Input rows
+ + + +

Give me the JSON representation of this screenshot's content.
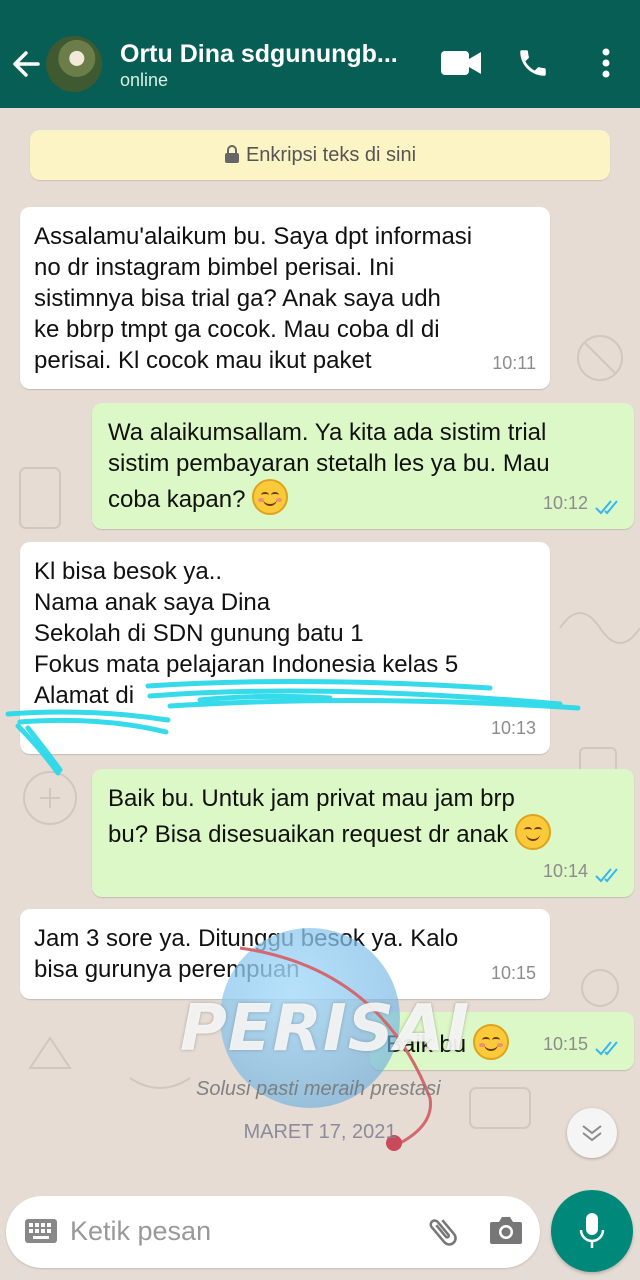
{
  "header": {
    "contact_name": "Ortu Dina sdgunungb...",
    "status": "online",
    "icons": [
      "back-arrow-icon",
      "video-call-icon",
      "phone-icon",
      "more-vertical-icon"
    ]
  },
  "chat": {
    "encryption_notice": "Enkripsi teks di sini",
    "messages": [
      {
        "direction": "in",
        "text": "Assalamu'alaikum bu. Saya dpt informasi\nno dr instagram bimbel perisai. Ini\nsistimnya bisa trial ga? Anak saya udh\nke bbrp tmpt ga cocok. Mau coba dl di\nperisai. Kl cocok mau ikut paket",
        "time": "10:11"
      },
      {
        "direction": "out",
        "text": "Wa alaikumsallam. Ya kita ada sistim trial\nsistim pembayaran stetalh les ya bu. Mau\ncoba kapan?",
        "emoji": "relieved-face",
        "time": "10:12",
        "read": true
      },
      {
        "direction": "in",
        "text": "Kl bisa besok ya..\nNama anak saya Dina\nSekolah di SDN gunung batu 1\nFokus mata pelajaran Indonesia kelas 5\nAlamat di",
        "time": "10:13"
      },
      {
        "direction": "out",
        "text": "Baik bu. Untuk jam privat mau jam brp\nbu? Bisa disesuaikan request dr anak",
        "emoji": "smiling-face",
        "time": "10:14",
        "read": true
      },
      {
        "direction": "in",
        "text": "Jam 3 sore ya. Ditunggu besok ya. Kalo\nbisa gurunya perempuan",
        "time": "10:15"
      },
      {
        "direction": "out",
        "text": "Baik bu",
        "emoji": "relieved-face",
        "time": "10:15",
        "read": true
      }
    ]
  },
  "watermark": {
    "brand": "PERISAI",
    "tagline": "Solusi pasti meraih prestasi",
    "date": "MARET 17, 2021"
  },
  "composer": {
    "placeholder": "Ketik pesan",
    "icons": [
      "keyboard-icon",
      "attach-icon",
      "camera-icon",
      "mic-icon"
    ]
  },
  "colors": {
    "header": "#075e54",
    "incoming_bubble": "#ffffff",
    "outgoing_bubble": "#dcf8c6",
    "read_ticks": "#34b7f1",
    "mic_button": "#00897b",
    "encryption_banner": "#fcf4c4"
  }
}
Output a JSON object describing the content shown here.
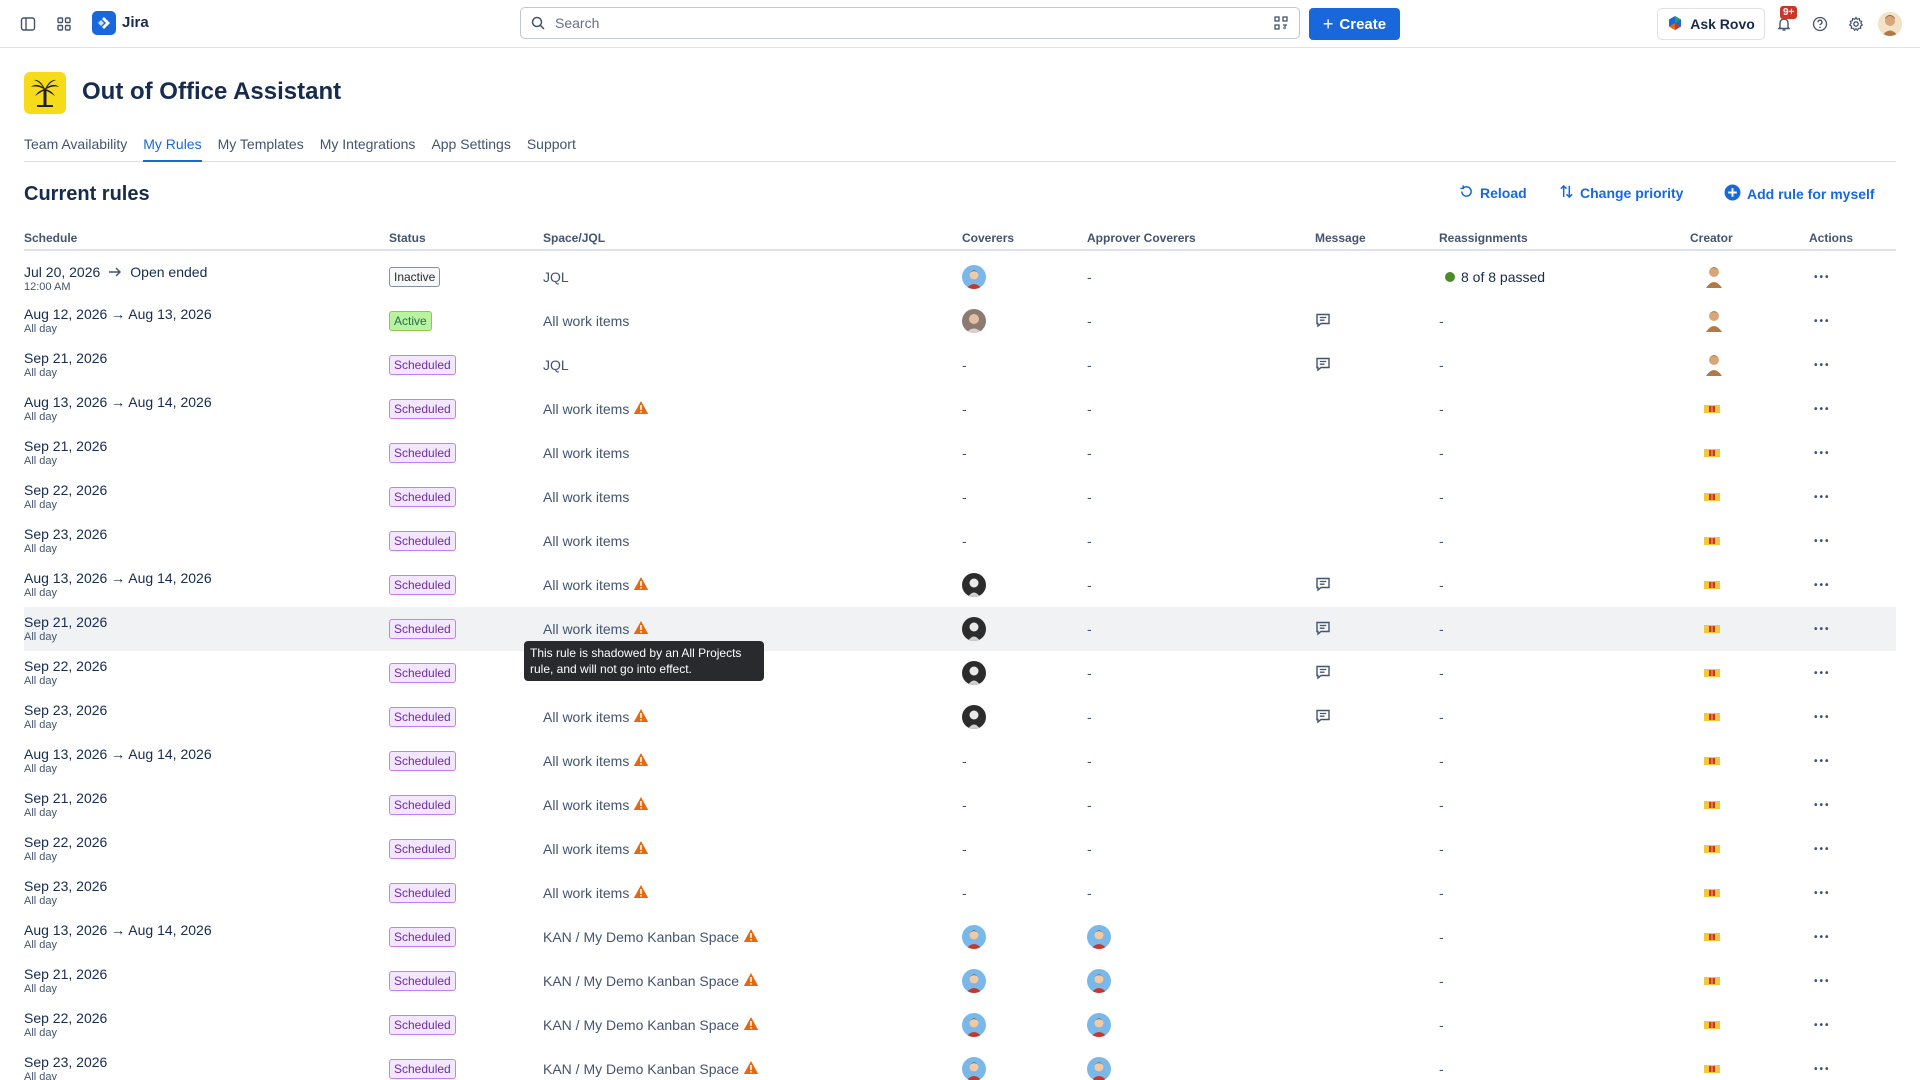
{
  "app": {
    "name": "Jira"
  },
  "search": {
    "placeholder": "Search"
  },
  "top": {
    "create_label": "Create",
    "ask_rovo_label": "Ask Rovo",
    "notifications_badge": "9+"
  },
  "page": {
    "title": "Out of Office Assistant",
    "section_title": "Current rules"
  },
  "tabs": [
    {
      "label": "Team Availability",
      "active": false
    },
    {
      "label": "My Rules",
      "active": true
    },
    {
      "label": "My Templates",
      "active": false
    },
    {
      "label": "My Integrations",
      "active": false
    },
    {
      "label": "App Settings",
      "active": false
    },
    {
      "label": "Support",
      "active": false
    }
  ],
  "actions": {
    "reload": "Reload",
    "change_priority": "Change priority",
    "add_rule": "Add rule for myself"
  },
  "columns": [
    "Schedule",
    "Status",
    "Space/JQL",
    "Coverers",
    "Approver Coverers",
    "Message",
    "Reassignments",
    "Creator",
    "Actions"
  ],
  "tooltip": {
    "text": "This rule is shadowed by an All Projects rule, and will not go into effect."
  },
  "rows": [
    {
      "schedule": "Jul 20, 2026",
      "schedule_end": "Open ended",
      "sub": "12:00 AM",
      "status": "Inactive",
      "space": "JQL",
      "warn": false,
      "coverer": "a",
      "approver": "-",
      "message": false,
      "reassign": "8 of 8 passed",
      "creator": "person"
    },
    {
      "schedule": "Aug 12, 2026 → Aug 13, 2026",
      "sub": "All day",
      "status": "Active",
      "space": "All work items",
      "warn": false,
      "coverer": "b",
      "approver": "-",
      "message": true,
      "reassign": "-",
      "creator": "person"
    },
    {
      "schedule": "Sep 21, 2026",
      "sub": "All day",
      "status": "Scheduled",
      "space": "JQL",
      "warn": false,
      "coverer": "-",
      "approver": "-",
      "message": true,
      "reassign": "-",
      "creator": "person"
    },
    {
      "schedule": "Aug 13, 2026 → Aug 14, 2026",
      "sub": "All day",
      "status": "Scheduled",
      "space": "All work items",
      "warn": true,
      "coverer": "-",
      "approver": "-",
      "message": false,
      "reassign": "-",
      "creator": "flag"
    },
    {
      "schedule": "Sep 21, 2026",
      "sub": "All day",
      "status": "Scheduled",
      "space": "All work items",
      "warn": false,
      "coverer": "-",
      "approver": "-",
      "message": false,
      "reassign": "-",
      "creator": "flag"
    },
    {
      "schedule": "Sep 22, 2026",
      "sub": "All day",
      "status": "Scheduled",
      "space": "All work items",
      "warn": false,
      "coverer": "-",
      "approver": "-",
      "message": false,
      "reassign": "-",
      "creator": "flag"
    },
    {
      "schedule": "Sep 23, 2026",
      "sub": "All day",
      "status": "Scheduled",
      "space": "All work items",
      "warn": false,
      "coverer": "-",
      "approver": "-",
      "message": false,
      "reassign": "-",
      "creator": "flag"
    },
    {
      "schedule": "Aug 13, 2026 → Aug 14, 2026",
      "sub": "All day",
      "status": "Scheduled",
      "space": "All work items",
      "warn": true,
      "coverer": "c",
      "approver": "-",
      "message": true,
      "reassign": "-",
      "creator": "flag"
    },
    {
      "schedule": "Sep 21, 2026",
      "sub": "All day",
      "status": "Scheduled",
      "space": "All work items",
      "warn": true,
      "coverer": "c",
      "approver": "-",
      "message": true,
      "reassign": "-",
      "creator": "flag",
      "hover": true
    },
    {
      "schedule": "Sep 22, 2026",
      "sub": "All day",
      "status": "Scheduled",
      "space": "",
      "warn": false,
      "coverer": "c",
      "approver": "-",
      "message": true,
      "reassign": "-",
      "creator": "flag"
    },
    {
      "schedule": "Sep 23, 2026",
      "sub": "All day",
      "status": "Scheduled",
      "space": "All work items",
      "warn": true,
      "coverer": "c",
      "approver": "-",
      "message": true,
      "reassign": "-",
      "creator": "flag"
    },
    {
      "schedule": "Aug 13, 2026 → Aug 14, 2026",
      "sub": "All day",
      "status": "Scheduled",
      "space": "All work items",
      "warn": true,
      "coverer": "-",
      "approver": "-",
      "message": false,
      "reassign": "-",
      "creator": "flag"
    },
    {
      "schedule": "Sep 21, 2026",
      "sub": "All day",
      "status": "Scheduled",
      "space": "All work items",
      "warn": true,
      "coverer": "-",
      "approver": "-",
      "message": false,
      "reassign": "-",
      "creator": "flag"
    },
    {
      "schedule": "Sep 22, 2026",
      "sub": "All day",
      "status": "Scheduled",
      "space": "All work items",
      "warn": true,
      "coverer": "-",
      "approver": "-",
      "message": false,
      "reassign": "-",
      "creator": "flag"
    },
    {
      "schedule": "Sep 23, 2026",
      "sub": "All day",
      "status": "Scheduled",
      "space": "All work items",
      "warn": true,
      "coverer": "-",
      "approver": "-",
      "message": false,
      "reassign": "-",
      "creator": "flag"
    },
    {
      "schedule": "Aug 13, 2026 → Aug 14, 2026",
      "sub": "All day",
      "status": "Scheduled",
      "space": "KAN / My Demo Kanban Space",
      "warn": true,
      "coverer": "a",
      "approver": "a",
      "message": false,
      "reassign": "-",
      "creator": "flag"
    },
    {
      "schedule": "Sep 21, 2026",
      "sub": "All day",
      "status": "Scheduled",
      "space": "KAN / My Demo Kanban Space",
      "warn": true,
      "coverer": "a",
      "approver": "a",
      "message": false,
      "reassign": "-",
      "creator": "flag"
    },
    {
      "schedule": "Sep 22, 2026",
      "sub": "All day",
      "status": "Scheduled",
      "space": "KAN / My Demo Kanban Space",
      "warn": true,
      "coverer": "a",
      "approver": "a",
      "message": false,
      "reassign": "-",
      "creator": "flag"
    },
    {
      "schedule": "Sep 23, 2026",
      "sub": "All day",
      "status": "Scheduled",
      "space": "KAN / My Demo Kanban Space",
      "warn": true,
      "coverer": "a",
      "approver": "a",
      "message": false,
      "reassign": "-",
      "creator": "flag"
    }
  ],
  "colors": {
    "accent": "#1868db",
    "warning": "#e56910",
    "success": "#22a06b",
    "scheduled": "#c97cf4"
  },
  "icons": [
    "sidebar-toggle-icon",
    "app-switcher-icon",
    "search-icon",
    "scan-icon",
    "plus-icon",
    "rovo-icon",
    "bell-icon",
    "help-icon",
    "gear-icon",
    "reload-icon",
    "sort-icon",
    "add-circle-icon",
    "arrow-right-icon",
    "warning-icon",
    "comment-icon",
    "more-icon"
  ]
}
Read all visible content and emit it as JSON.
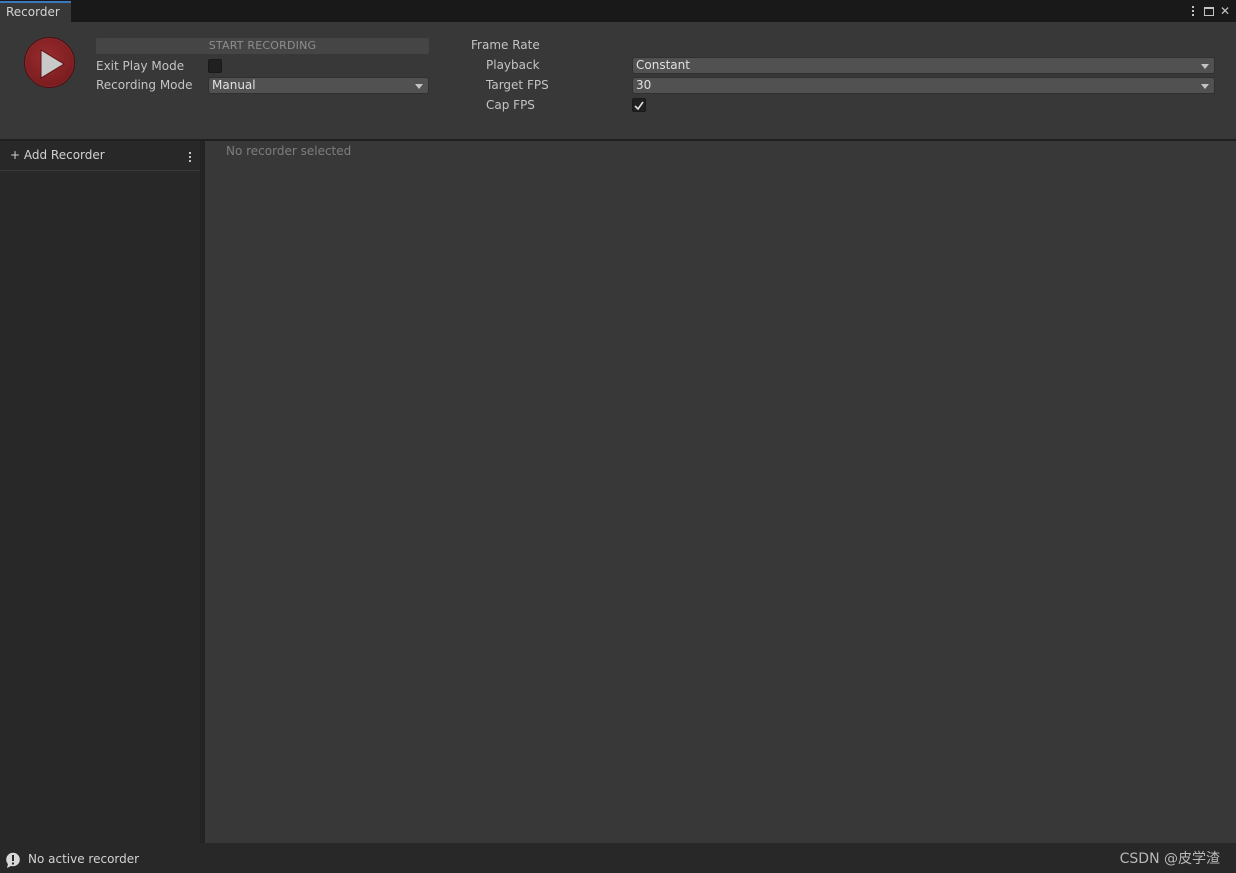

+ + + +

Requirements
Extract each line from the entries above that contains the string "trial".

Full answer
        "text": "Assalamu'alaikum bu. Saya dpt informasi\nno dr instagram bimbel perisai. Ini\nsistimnya bisa trial ga? Anak saya udh\nke bbrp tmpt ga cocok. Mau coba dl di\nperisai. Kl cocok mau ikut paket",
        "text": "Wa alaikumsallam. Ya kita ada sistim trial\nsistim pembayaran stetalh les ya bu. Mau\ncoba kapan?",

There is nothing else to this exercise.